# TASK BRIEF
Extract from the listing each line in which the word "Others" appears.

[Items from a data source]
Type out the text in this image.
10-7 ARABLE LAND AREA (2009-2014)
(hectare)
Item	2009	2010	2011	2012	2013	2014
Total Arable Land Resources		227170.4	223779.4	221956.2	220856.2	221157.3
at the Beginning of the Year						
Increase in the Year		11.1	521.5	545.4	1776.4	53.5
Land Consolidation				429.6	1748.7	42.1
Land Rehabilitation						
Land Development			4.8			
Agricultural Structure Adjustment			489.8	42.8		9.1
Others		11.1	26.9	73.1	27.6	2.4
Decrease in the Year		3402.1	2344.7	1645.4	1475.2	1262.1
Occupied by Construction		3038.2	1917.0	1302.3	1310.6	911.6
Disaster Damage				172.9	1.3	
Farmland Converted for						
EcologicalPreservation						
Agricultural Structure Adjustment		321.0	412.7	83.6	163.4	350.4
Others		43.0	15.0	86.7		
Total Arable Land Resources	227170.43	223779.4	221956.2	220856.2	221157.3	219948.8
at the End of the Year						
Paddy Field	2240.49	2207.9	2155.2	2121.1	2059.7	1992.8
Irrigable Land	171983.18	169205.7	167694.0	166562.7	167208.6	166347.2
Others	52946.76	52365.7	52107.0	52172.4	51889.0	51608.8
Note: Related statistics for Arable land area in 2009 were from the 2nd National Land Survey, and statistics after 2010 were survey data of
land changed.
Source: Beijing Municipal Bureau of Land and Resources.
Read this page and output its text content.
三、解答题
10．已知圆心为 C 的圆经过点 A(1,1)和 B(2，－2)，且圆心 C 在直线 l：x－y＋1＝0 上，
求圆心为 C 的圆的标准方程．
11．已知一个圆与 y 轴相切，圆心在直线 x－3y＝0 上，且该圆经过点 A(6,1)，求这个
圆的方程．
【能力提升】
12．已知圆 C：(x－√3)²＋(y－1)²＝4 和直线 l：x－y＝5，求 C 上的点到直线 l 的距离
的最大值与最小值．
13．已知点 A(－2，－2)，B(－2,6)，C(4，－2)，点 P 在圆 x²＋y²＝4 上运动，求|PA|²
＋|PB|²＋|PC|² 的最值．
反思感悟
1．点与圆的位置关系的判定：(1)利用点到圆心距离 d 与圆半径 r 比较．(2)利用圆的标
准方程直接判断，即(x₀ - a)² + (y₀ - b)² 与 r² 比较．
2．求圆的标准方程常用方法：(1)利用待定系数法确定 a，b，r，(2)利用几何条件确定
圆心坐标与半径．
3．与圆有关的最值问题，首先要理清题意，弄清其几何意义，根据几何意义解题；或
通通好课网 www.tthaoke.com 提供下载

# IN RESPONSE
Others		11.1	26.9	73.1	27.6	2.4
Others		43.0	15.0	86.7		
Others	52946.76	52365.7	52107.0	52172.4	51889.0	51608.8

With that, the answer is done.